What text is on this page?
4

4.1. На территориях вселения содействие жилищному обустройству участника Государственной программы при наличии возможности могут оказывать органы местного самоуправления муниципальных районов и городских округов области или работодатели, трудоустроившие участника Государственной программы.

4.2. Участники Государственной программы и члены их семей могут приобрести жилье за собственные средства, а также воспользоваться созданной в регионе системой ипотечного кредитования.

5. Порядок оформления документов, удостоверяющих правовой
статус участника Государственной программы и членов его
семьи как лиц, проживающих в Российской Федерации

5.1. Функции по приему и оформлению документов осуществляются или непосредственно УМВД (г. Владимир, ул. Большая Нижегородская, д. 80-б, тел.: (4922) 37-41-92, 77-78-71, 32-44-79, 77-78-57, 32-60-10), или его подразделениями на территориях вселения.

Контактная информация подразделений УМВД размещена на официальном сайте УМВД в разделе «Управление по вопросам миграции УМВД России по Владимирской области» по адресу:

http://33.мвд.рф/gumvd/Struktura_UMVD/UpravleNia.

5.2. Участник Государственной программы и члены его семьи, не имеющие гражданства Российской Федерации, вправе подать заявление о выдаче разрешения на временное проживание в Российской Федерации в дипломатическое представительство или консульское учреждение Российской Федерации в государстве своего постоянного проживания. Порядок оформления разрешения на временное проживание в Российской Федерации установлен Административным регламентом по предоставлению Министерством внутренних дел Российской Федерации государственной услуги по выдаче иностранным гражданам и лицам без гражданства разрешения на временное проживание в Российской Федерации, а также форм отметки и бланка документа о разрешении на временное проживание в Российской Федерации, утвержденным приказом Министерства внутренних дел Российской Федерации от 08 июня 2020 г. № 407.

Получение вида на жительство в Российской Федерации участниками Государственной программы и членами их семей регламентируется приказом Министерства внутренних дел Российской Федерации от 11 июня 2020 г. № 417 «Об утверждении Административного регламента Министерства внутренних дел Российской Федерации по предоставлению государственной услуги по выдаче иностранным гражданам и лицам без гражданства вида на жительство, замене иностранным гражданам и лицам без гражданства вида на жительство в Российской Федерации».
◇ ◇ ◇
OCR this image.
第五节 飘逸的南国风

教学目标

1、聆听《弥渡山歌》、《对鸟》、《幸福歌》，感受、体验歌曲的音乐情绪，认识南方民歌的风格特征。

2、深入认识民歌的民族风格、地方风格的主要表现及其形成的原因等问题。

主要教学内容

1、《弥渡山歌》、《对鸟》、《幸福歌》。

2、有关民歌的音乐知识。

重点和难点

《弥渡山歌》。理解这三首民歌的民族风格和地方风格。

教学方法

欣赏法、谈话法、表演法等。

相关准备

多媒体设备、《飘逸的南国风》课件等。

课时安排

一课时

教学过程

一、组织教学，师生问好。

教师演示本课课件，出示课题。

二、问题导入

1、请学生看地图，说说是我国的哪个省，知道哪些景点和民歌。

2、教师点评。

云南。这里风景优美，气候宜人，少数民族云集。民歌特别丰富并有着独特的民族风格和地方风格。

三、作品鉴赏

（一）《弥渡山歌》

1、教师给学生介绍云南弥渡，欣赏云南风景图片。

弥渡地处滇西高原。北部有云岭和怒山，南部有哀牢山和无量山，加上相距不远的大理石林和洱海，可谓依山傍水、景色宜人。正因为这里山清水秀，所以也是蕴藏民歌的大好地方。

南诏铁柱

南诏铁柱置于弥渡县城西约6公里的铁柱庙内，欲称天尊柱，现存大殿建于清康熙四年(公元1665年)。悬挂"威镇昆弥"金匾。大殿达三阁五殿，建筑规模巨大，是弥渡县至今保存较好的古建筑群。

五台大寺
◇ ◇ ◇
> WHAT TO PRODUCE: Filter the listing above by the word "this"; copy each line that passes.

> REPLY TO THE TASK:
What text is on this page?
OCR this image.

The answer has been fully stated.